> _Task description_
Reproduce all entries verbatim, with nothing added or dropped.

## begin Record list

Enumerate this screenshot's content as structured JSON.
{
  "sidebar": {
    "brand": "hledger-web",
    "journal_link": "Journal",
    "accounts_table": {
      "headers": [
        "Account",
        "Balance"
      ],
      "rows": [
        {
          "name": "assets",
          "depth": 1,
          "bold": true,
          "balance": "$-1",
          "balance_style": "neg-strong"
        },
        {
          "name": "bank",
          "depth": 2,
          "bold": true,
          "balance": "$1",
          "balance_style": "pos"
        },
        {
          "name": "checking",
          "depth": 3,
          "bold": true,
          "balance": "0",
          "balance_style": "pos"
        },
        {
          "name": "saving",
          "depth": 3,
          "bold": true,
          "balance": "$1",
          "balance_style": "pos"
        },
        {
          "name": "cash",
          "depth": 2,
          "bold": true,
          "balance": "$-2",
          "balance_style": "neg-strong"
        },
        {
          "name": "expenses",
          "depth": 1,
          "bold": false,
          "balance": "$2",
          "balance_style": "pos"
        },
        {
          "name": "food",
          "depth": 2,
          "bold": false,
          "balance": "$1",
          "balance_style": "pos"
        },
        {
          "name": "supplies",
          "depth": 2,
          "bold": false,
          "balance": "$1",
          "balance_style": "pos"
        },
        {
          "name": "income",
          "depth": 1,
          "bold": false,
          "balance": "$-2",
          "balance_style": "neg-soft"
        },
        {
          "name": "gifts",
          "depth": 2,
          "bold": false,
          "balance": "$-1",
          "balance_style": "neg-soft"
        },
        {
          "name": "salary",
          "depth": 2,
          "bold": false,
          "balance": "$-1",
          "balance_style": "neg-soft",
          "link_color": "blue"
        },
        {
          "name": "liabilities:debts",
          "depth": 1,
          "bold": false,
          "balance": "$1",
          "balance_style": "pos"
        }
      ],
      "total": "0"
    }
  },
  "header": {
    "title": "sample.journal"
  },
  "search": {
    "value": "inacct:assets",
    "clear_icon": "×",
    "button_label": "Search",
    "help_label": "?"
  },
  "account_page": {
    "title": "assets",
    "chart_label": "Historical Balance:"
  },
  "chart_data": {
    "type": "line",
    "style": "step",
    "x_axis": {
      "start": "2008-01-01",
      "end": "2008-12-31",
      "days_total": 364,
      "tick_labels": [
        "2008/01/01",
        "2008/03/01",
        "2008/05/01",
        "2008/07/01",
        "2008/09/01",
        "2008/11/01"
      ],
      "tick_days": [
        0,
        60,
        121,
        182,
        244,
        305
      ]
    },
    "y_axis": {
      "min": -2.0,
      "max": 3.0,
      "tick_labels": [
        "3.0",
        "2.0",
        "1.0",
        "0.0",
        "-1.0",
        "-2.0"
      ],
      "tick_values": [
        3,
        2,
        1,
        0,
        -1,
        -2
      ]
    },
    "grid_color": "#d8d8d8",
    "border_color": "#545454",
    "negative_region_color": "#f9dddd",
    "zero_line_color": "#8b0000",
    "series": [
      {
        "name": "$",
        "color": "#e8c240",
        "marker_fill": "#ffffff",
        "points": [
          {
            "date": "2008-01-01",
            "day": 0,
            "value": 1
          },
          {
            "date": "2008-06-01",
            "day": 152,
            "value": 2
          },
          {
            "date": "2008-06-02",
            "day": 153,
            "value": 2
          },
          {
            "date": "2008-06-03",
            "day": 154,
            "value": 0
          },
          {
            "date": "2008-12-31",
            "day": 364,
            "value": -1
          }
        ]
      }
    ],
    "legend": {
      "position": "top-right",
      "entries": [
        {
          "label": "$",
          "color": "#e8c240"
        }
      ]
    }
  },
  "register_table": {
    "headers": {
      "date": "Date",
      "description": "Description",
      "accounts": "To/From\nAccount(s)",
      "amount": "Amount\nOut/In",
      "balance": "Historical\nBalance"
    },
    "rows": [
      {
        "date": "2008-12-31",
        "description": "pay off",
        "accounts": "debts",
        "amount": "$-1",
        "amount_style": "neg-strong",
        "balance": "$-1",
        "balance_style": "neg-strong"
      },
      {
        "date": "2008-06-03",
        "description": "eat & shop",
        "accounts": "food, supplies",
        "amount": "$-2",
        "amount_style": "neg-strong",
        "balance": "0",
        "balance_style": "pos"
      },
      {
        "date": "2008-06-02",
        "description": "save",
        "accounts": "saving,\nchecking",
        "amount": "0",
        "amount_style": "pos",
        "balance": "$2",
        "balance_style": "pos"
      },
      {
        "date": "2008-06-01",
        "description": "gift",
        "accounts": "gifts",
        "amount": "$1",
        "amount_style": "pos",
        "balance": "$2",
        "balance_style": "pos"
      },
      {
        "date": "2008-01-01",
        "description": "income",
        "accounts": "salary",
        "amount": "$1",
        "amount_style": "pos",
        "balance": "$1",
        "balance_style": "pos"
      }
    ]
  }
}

## end Record list

> _Finished answer_
Enumerate this screenshot's content as structured JSON.
{
  "sidebar": {
    "brand": "hledger-web",
    "journal_link": "Journal",
    "accounts_table": {
      "headers": [
        "Account",
        "Balance"
      ],
      "rows": [
        {
          "name": "assets",
          "depth": 1,
          "bold": true,
          "balance": "$-1",
          "balance_style": "neg-strong"
        },
        {
          "name": "bank",
          "depth": 2,
          "bold": true,
          "balance": "$1",
          "balance_style": "pos"
        },
        {
          "name": "checking",
          "depth": 3,
          "bold": true,
          "balance": "0",
          "balance_style": "pos"
        },
        {
          "name": "saving",
          "depth": 3,
          "bold": true,
          "balance": "$1",
          "balance_style": "pos"
        },
        {
          "name": "cash",
          "depth": 2,
          "bold": true,
          "balance": "$-2",
          "balance_style": "neg-strong"
        },
        {
          "name": "expenses",
          "depth": 1,
          "bold": false,
          "balance": "$2",
          "balance_style": "pos"
        },
        {
          "name": "food",
          "depth": 2,
          "bold": false,
          "balance": "$1",
          "balance_style": "pos"
        },
        {
          "name": "supplies",
          "depth": 2,
          "bold": false,
          "balance": "$1",
          "balance_style": "pos"
        },
        {
          "name": "income",
          "depth": 1,
          "bold": false,
          "balance": "$-2",
          "balance_style": "neg-soft"
        },
        {
          "name": "gifts",
          "depth": 2,
          "bold": false,
          "balance": "$-1",
          "balance_style": "neg-soft"
        },
        {
          "name": "salary",
          "depth": 2,
          "bold": false,
          "balance": "$-1",
          "balance_style": "neg-soft",
          "link_color": "blue"
        },
        {
          "name": "liabilities:debts",
          "depth": 1,
          "bold": false,
          "balance": "$1",
          "balance_style": "pos"
        }
      ],
      "total": "0"
    }
  },
  "header": {
    "title": "sample.journal"
  },
  "search": {
    "value": "inacct:assets",
    "clear_icon": "×",
    "button_label": "Search",
    "help_label": "?"
  },
  "account_page": {
    "title": "assets",
    "chart_label": "Historical Balance:"
  },
  "chart_data": {
    "type": "line",
    "style": "step",
    "x_axis": {
      "start": "2008-01-01",
      "end": "2008-12-31",
      "days_total": 364,
      "tick_labels": [
        "2008/01/01",
        "2008/03/01",
        "2008/05/01",
        "2008/07/01",
        "2008/09/01",
        "2008/11/01"
      ],
      "tick_days": [
        0,
        60,
        121,
        182,
        244,
        305
      ]
    },
    "y_axis": {
      "min": -2.0,
      "max": 3.0,
      "tick_labels": [
        "3.0",
        "2.0",
        "1.0",
        "0.0",
        "-1.0",
        "-2.0"
      ],
      "tick_values": [
        3,
        2,
        1,
        0,
        -1,
        -2
      ]
    },
    "grid_color": "#d8d8d8",
    "border_color": "#545454",
    "negative_region_color": "#f9dddd",
    "zero_line_color": "#8b0000",
    "series": [
      {
        "name": "$",
        "color": "#e8c240",
        "marker_fill": "#ffffff",
        "points": [
          {
            "date": "2008-01-01",
            "day": 0,
            "value": 1
          },
          {
            "date": "2008-06-01",
            "day": 152,
            "value": 2
          },
          {
            "date": "2008-06-02",
            "day": 153,
            "value": 2
          },
          {
            "date": "2008-06-03",
            "day": 154,
            "value": 0
          },
          {
            "date": "2008-12-31",
            "day": 364,
            "value": -1
          }
        ]
      }
    ],
    "legend": {
      "position": "top-right",
      "entries": [
        {
          "label": "$",
          "color": "#e8c240"
        }
      ]
    }
  },
  "register_table": {
    "headers": {
      "date": "Date",
      "description": "Description",
      "accounts": "To/From\nAccount(s)",
      "amount": "Amount\nOut/In",
      "balance": "Historical\nBalance"
    },
    "rows": [
      {
        "date": "2008-12-31",
        "description": "pay off",
        "accounts": "debts",
        "amount": "$-1",
        "amount_style": "neg-strong",
        "balance": "$-1",
        "balance_style": "neg-strong"
      },
      {
        "date": "2008-06-03",
        "description": "eat & shop",
        "accounts": "food, supplies",
        "amount": "$-2",
        "amount_style": "neg-strong",
        "balance": "0",
        "balance_style": "pos"
      },
      {
        "date": "2008-06-02",
        "description": "save",
        "accounts": "saving,\nchecking",
        "amount": "0",
        "amount_style": "pos",
        "balance": "$2",
        "balance_style": "pos"
      },
      {
        "date": "2008-06-01",
        "description": "gift",
        "accounts": "gifts",
        "amount": "$1",
        "amount_style": "pos",
        "balance": "$2",
        "balance_style": "pos"
      },
      {
        "date": "2008-01-01",
        "description": "income",
        "accounts": "salary",
        "amount": "$1",
        "amount_style": "pos",
        "balance": "$1",
        "balance_style": "pos"
      }
    ]
  }
}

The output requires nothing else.